Description of the task: Copy each line below in which the string "text" occurs.

Items:

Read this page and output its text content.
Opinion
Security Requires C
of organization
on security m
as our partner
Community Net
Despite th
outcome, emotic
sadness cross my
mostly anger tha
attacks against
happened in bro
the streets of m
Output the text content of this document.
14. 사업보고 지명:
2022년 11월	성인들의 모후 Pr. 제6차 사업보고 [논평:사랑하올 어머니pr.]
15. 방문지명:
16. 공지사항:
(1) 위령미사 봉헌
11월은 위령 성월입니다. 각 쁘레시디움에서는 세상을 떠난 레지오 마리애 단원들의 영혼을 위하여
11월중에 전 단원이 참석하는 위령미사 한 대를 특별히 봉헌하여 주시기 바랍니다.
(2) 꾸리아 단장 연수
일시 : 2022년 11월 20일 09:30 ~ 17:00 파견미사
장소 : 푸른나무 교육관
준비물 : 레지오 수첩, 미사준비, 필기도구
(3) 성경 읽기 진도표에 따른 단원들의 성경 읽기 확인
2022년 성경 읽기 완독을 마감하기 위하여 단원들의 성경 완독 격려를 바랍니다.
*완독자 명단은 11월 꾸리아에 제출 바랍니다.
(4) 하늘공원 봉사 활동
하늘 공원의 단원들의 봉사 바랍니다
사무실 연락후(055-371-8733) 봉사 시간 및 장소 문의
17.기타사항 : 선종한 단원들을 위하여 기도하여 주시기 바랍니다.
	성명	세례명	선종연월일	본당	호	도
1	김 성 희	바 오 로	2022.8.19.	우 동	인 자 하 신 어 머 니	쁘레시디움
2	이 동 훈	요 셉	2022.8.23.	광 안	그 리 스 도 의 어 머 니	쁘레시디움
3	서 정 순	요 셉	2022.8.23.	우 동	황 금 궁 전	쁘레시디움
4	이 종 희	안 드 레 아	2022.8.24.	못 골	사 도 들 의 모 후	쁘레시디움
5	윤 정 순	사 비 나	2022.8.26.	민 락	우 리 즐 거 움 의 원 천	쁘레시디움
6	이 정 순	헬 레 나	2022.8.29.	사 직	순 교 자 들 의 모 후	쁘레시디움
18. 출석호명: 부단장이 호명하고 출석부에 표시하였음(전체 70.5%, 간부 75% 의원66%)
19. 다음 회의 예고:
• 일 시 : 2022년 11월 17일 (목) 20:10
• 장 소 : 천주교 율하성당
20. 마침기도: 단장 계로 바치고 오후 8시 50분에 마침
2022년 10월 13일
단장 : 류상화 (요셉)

Solution for this task:
Read this page and output its text content.
Output the text content of this document.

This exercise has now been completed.